- [ROWS]:
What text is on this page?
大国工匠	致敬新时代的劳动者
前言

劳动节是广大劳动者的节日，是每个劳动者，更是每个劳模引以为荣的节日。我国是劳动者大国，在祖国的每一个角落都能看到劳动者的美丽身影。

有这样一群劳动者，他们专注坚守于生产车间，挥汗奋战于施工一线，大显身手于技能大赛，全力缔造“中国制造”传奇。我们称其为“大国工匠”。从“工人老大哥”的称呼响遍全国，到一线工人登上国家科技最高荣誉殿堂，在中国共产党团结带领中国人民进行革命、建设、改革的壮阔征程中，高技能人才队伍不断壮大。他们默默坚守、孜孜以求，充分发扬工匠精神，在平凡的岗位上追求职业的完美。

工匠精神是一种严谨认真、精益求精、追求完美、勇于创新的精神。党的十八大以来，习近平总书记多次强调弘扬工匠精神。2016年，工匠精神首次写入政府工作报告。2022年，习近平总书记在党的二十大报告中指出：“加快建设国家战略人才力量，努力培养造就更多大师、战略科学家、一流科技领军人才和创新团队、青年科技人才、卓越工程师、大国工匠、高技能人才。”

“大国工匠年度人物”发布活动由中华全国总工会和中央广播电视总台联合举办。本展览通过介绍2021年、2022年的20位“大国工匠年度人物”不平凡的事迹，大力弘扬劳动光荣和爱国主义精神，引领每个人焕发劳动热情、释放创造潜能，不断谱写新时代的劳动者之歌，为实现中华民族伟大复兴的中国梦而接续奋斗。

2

- [TASK DETAILS]: Copy out all the entries shown above, character for character.

- [FULL RESPONSE]:
What text is on this page?
大国工匠	致敬新时代的劳动者
前言

劳动节是广大劳动者的节日，是每个劳动者，更是每个劳模引以为荣的节日。我国是劳动者大国，在祖国的每一个角落都能看到劳动者的美丽身影。

有这样一群劳动者，他们专注坚守于生产车间，挥汗奋战于施工一线，大显身手于技能大赛，全力缔造“中国制造”传奇。我们称其为“大国工匠”。从“工人老大哥”的称呼响遍全国，到一线工人登上国家科技最高荣誉殿堂，在中国共产党团结带领中国人民进行革命、建设、改革的壮阔征程中，高技能人才队伍不断壮大。他们默默坚守、孜孜以求，充分发扬工匠精神，在平凡的岗位上追求职业的完美。

工匠精神是一种严谨认真、精益求精、追求完美、勇于创新的精神。党的十八大以来，习近平总书记多次强调弘扬工匠精神。2016年，工匠精神首次写入政府工作报告。2022年，习近平总书记在党的二十大报告中指出：“加快建设国家战略人才力量，努力培养造就更多大师、战略科学家、一流科技领军人才和创新团队、青年科技人才、卓越工程师、大国工匠、高技能人才。”

“大国工匠年度人物”发布活动由中华全国总工会和中央广播电视总台联合举办。本展览通过介绍2021年、2022年的20位“大国工匠年度人物”不平凡的事迹，大力弘扬劳动光荣和爱国主义精神，引领每个人焕发劳动热情、释放创造潜能，不断谱写新时代的劳动者之歌，为实现中华民族伟大复兴的中国梦而接续奋斗。

2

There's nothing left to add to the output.